### Written task:
Give the number of lines in the data that hold the string "فيصلي". Nothing else is needed.
** Start **
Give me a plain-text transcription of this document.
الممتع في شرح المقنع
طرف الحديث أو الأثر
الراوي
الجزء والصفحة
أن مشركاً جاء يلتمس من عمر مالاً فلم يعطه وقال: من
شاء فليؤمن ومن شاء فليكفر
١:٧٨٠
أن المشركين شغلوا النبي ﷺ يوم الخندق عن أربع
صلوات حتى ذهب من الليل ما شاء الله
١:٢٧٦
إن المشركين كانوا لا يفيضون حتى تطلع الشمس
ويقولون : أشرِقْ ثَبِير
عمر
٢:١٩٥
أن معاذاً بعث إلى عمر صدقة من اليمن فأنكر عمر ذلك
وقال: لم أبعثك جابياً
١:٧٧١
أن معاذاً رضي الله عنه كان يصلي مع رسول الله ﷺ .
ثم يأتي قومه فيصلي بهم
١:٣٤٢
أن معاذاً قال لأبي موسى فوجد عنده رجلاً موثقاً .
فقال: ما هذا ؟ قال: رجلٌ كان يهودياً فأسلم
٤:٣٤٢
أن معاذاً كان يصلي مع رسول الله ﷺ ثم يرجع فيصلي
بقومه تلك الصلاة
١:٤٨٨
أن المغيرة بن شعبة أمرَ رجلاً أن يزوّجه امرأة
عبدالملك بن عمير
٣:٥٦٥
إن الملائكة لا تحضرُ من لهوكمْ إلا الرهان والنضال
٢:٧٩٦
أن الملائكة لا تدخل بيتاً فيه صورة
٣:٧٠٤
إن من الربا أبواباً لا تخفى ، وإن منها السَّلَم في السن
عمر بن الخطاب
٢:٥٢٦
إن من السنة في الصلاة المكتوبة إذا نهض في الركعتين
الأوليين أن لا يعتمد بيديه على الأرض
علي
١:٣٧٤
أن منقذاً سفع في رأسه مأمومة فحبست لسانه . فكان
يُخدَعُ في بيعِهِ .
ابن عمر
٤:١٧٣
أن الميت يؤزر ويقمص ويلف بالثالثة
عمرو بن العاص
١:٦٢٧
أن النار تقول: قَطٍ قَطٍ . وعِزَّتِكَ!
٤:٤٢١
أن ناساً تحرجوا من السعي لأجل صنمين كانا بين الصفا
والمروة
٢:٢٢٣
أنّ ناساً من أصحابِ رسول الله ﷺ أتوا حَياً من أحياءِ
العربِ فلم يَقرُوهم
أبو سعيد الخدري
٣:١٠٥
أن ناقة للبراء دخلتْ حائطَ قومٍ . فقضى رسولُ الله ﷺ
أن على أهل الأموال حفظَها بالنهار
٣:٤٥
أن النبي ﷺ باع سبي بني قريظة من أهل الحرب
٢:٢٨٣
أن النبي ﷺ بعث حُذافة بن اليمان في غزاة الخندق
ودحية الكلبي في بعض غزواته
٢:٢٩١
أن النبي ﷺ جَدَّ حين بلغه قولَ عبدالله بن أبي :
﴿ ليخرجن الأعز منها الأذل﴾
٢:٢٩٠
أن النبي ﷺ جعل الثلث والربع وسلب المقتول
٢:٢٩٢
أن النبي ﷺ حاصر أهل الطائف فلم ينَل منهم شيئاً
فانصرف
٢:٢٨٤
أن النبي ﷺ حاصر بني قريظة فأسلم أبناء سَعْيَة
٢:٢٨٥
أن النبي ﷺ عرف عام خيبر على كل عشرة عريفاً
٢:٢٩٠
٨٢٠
** End **
### Exercise answer:
2